*Provided information:*
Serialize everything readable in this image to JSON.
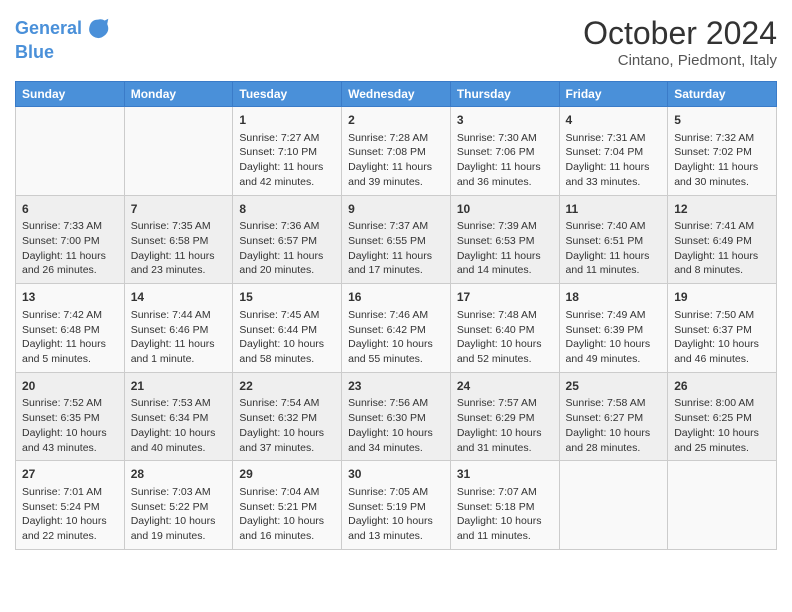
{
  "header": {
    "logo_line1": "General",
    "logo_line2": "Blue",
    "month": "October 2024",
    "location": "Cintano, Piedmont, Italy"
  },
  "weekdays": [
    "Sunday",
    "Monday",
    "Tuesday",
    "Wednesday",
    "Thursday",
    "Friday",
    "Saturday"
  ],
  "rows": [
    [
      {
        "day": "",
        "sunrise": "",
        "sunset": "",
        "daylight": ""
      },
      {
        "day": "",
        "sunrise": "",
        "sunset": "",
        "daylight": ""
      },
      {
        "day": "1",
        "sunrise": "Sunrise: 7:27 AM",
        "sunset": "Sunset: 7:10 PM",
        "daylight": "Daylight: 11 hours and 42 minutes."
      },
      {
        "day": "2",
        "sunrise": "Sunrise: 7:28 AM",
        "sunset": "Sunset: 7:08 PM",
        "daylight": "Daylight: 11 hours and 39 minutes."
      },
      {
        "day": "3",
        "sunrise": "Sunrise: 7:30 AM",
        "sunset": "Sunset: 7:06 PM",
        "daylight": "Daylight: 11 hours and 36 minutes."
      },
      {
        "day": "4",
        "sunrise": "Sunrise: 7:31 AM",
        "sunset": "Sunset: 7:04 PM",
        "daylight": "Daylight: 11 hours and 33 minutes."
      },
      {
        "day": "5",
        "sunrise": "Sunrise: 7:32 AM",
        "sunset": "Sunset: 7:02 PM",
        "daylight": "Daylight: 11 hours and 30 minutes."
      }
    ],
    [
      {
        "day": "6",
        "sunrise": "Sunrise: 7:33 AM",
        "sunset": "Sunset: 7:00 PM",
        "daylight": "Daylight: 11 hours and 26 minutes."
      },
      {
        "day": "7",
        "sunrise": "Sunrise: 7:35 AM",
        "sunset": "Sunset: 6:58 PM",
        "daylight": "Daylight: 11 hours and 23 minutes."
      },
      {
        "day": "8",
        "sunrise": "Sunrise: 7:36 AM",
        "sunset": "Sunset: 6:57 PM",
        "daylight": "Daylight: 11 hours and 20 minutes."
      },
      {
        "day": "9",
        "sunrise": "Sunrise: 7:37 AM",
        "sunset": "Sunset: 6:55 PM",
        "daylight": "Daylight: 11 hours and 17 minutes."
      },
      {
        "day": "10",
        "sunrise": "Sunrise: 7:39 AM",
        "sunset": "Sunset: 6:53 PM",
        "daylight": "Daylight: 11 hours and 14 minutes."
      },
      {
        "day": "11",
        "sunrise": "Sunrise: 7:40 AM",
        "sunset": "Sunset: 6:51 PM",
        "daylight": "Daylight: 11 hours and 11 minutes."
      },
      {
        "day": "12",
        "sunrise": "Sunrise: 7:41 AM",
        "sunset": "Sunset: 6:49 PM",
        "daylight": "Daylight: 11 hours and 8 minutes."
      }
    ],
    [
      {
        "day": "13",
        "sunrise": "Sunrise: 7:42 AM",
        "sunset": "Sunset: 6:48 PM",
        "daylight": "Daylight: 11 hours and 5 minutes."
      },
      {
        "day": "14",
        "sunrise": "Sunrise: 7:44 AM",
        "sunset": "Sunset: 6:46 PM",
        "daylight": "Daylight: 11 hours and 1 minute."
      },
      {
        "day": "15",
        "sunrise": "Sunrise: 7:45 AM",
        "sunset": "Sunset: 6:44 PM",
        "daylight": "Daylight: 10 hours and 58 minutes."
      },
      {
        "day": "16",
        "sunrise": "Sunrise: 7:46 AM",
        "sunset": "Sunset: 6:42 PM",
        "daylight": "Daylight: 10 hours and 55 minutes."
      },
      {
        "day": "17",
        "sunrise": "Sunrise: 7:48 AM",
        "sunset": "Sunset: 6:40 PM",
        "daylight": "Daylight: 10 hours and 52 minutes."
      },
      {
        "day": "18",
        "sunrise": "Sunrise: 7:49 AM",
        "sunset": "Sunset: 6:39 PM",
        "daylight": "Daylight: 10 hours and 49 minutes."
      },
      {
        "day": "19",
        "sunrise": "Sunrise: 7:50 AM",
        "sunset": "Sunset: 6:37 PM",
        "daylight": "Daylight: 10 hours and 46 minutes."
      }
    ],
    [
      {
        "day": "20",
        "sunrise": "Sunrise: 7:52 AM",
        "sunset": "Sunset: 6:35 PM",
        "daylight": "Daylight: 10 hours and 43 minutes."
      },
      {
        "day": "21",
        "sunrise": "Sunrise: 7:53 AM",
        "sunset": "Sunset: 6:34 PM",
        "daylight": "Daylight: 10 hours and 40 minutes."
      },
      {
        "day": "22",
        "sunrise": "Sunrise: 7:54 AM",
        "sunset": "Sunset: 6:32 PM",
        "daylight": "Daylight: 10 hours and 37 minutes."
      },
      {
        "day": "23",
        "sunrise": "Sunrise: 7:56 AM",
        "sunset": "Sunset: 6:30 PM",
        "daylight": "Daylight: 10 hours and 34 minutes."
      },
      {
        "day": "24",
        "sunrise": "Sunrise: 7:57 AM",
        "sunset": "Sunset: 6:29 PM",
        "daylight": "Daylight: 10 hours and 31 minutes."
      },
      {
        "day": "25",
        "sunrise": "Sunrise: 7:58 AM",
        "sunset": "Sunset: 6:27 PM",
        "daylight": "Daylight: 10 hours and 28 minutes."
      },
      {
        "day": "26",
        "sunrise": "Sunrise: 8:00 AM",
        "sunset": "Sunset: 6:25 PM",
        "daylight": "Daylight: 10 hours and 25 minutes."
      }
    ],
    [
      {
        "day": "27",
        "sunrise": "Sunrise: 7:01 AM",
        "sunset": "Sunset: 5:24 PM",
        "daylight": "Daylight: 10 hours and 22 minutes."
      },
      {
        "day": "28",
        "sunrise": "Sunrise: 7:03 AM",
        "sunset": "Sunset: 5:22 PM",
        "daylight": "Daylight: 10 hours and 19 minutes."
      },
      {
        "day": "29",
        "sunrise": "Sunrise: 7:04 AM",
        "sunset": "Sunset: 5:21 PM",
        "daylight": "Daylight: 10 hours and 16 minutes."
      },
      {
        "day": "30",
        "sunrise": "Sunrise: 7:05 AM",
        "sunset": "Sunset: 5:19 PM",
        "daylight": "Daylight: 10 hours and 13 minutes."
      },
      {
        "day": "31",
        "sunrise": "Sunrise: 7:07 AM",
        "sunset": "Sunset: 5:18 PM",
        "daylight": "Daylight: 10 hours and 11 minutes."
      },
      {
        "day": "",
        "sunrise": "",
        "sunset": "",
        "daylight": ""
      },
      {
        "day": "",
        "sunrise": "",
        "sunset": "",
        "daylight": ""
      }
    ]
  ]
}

*Given instruction:*
Your job is to transcribe the entries above exactly; skip the pictures.

*Result for this task:*
Serialize everything readable in this image to JSON.
{
  "header": {
    "logo_line1": "General",
    "logo_line2": "Blue",
    "month": "October 2024",
    "location": "Cintano, Piedmont, Italy"
  },
  "weekdays": [
    "Sunday",
    "Monday",
    "Tuesday",
    "Wednesday",
    "Thursday",
    "Friday",
    "Saturday"
  ],
  "rows": [
    [
      {
        "day": "",
        "sunrise": "",
        "sunset": "",
        "daylight": ""
      },
      {
        "day": "",
        "sunrise": "",
        "sunset": "",
        "daylight": ""
      },
      {
        "day": "1",
        "sunrise": "Sunrise: 7:27 AM",
        "sunset": "Sunset: 7:10 PM",
        "daylight": "Daylight: 11 hours and 42 minutes."
      },
      {
        "day": "2",
        "sunrise": "Sunrise: 7:28 AM",
        "sunset": "Sunset: 7:08 PM",
        "daylight": "Daylight: 11 hours and 39 minutes."
      },
      {
        "day": "3",
        "sunrise": "Sunrise: 7:30 AM",
        "sunset": "Sunset: 7:06 PM",
        "daylight": "Daylight: 11 hours and 36 minutes."
      },
      {
        "day": "4",
        "sunrise": "Sunrise: 7:31 AM",
        "sunset": "Sunset: 7:04 PM",
        "daylight": "Daylight: 11 hours and 33 minutes."
      },
      {
        "day": "5",
        "sunrise": "Sunrise: 7:32 AM",
        "sunset": "Sunset: 7:02 PM",
        "daylight": "Daylight: 11 hours and 30 minutes."
      }
    ],
    [
      {
        "day": "6",
        "sunrise": "Sunrise: 7:33 AM",
        "sunset": "Sunset: 7:00 PM",
        "daylight": "Daylight: 11 hours and 26 minutes."
      },
      {
        "day": "7",
        "sunrise": "Sunrise: 7:35 AM",
        "sunset": "Sunset: 6:58 PM",
        "daylight": "Daylight: 11 hours and 23 minutes."
      },
      {
        "day": "8",
        "sunrise": "Sunrise: 7:36 AM",
        "sunset": "Sunset: 6:57 PM",
        "daylight": "Daylight: 11 hours and 20 minutes."
      },
      {
        "day": "9",
        "sunrise": "Sunrise: 7:37 AM",
        "sunset": "Sunset: 6:55 PM",
        "daylight": "Daylight: 11 hours and 17 minutes."
      },
      {
        "day": "10",
        "sunrise": "Sunrise: 7:39 AM",
        "sunset": "Sunset: 6:53 PM",
        "daylight": "Daylight: 11 hours and 14 minutes."
      },
      {
        "day": "11",
        "sunrise": "Sunrise: 7:40 AM",
        "sunset": "Sunset: 6:51 PM",
        "daylight": "Daylight: 11 hours and 11 minutes."
      },
      {
        "day": "12",
        "sunrise": "Sunrise: 7:41 AM",
        "sunset": "Sunset: 6:49 PM",
        "daylight": "Daylight: 11 hours and 8 minutes."
      }
    ],
    [
      {
        "day": "13",
        "sunrise": "Sunrise: 7:42 AM",
        "sunset": "Sunset: 6:48 PM",
        "daylight": "Daylight: 11 hours and 5 minutes."
      },
      {
        "day": "14",
        "sunrise": "Sunrise: 7:44 AM",
        "sunset": "Sunset: 6:46 PM",
        "daylight": "Daylight: 11 hours and 1 minute."
      },
      {
        "day": "15",
        "sunrise": "Sunrise: 7:45 AM",
        "sunset": "Sunset: 6:44 PM",
        "daylight": "Daylight: 10 hours and 58 minutes."
      },
      {
        "day": "16",
        "sunrise": "Sunrise: 7:46 AM",
        "sunset": "Sunset: 6:42 PM",
        "daylight": "Daylight: 10 hours and 55 minutes."
      },
      {
        "day": "17",
        "sunrise": "Sunrise: 7:48 AM",
        "sunset": "Sunset: 6:40 PM",
        "daylight": "Daylight: 10 hours and 52 minutes."
      },
      {
        "day": "18",
        "sunrise": "Sunrise: 7:49 AM",
        "sunset": "Sunset: 6:39 PM",
        "daylight": "Daylight: 10 hours and 49 minutes."
      },
      {
        "day": "19",
        "sunrise": "Sunrise: 7:50 AM",
        "sunset": "Sunset: 6:37 PM",
        "daylight": "Daylight: 10 hours and 46 minutes."
      }
    ],
    [
      {
        "day": "20",
        "sunrise": "Sunrise: 7:52 AM",
        "sunset": "Sunset: 6:35 PM",
        "daylight": "Daylight: 10 hours and 43 minutes."
      },
      {
        "day": "21",
        "sunrise": "Sunrise: 7:53 AM",
        "sunset": "Sunset: 6:34 PM",
        "daylight": "Daylight: 10 hours and 40 minutes."
      },
      {
        "day": "22",
        "sunrise": "Sunrise: 7:54 AM",
        "sunset": "Sunset: 6:32 PM",
        "daylight": "Daylight: 10 hours and 37 minutes."
      },
      {
        "day": "23",
        "sunrise": "Sunrise: 7:56 AM",
        "sunset": "Sunset: 6:30 PM",
        "daylight": "Daylight: 10 hours and 34 minutes."
      },
      {
        "day": "24",
        "sunrise": "Sunrise: 7:57 AM",
        "sunset": "Sunset: 6:29 PM",
        "daylight": "Daylight: 10 hours and 31 minutes."
      },
      {
        "day": "25",
        "sunrise": "Sunrise: 7:58 AM",
        "sunset": "Sunset: 6:27 PM",
        "daylight": "Daylight: 10 hours and 28 minutes."
      },
      {
        "day": "26",
        "sunrise": "Sunrise: 8:00 AM",
        "sunset": "Sunset: 6:25 PM",
        "daylight": "Daylight: 10 hours and 25 minutes."
      }
    ],
    [
      {
        "day": "27",
        "sunrise": "Sunrise: 7:01 AM",
        "sunset": "Sunset: 5:24 PM",
        "daylight": "Daylight: 10 hours and 22 minutes."
      },
      {
        "day": "28",
        "sunrise": "Sunrise: 7:03 AM",
        "sunset": "Sunset: 5:22 PM",
        "daylight": "Daylight: 10 hours and 19 minutes."
      },
      {
        "day": "29",
        "sunrise": "Sunrise: 7:04 AM",
        "sunset": "Sunset: 5:21 PM",
        "daylight": "Daylight: 10 hours and 16 minutes."
      },
      {
        "day": "30",
        "sunrise": "Sunrise: 7:05 AM",
        "sunset": "Sunset: 5:19 PM",
        "daylight": "Daylight: 10 hours and 13 minutes."
      },
      {
        "day": "31",
        "sunrise": "Sunrise: 7:07 AM",
        "sunset": "Sunset: 5:18 PM",
        "daylight": "Daylight: 10 hours and 11 minutes."
      },
      {
        "day": "",
        "sunrise": "",
        "sunset": "",
        "daylight": ""
      },
      {
        "day": "",
        "sunrise": "",
        "sunset": "",
        "daylight": ""
      }
    ]
  ]
}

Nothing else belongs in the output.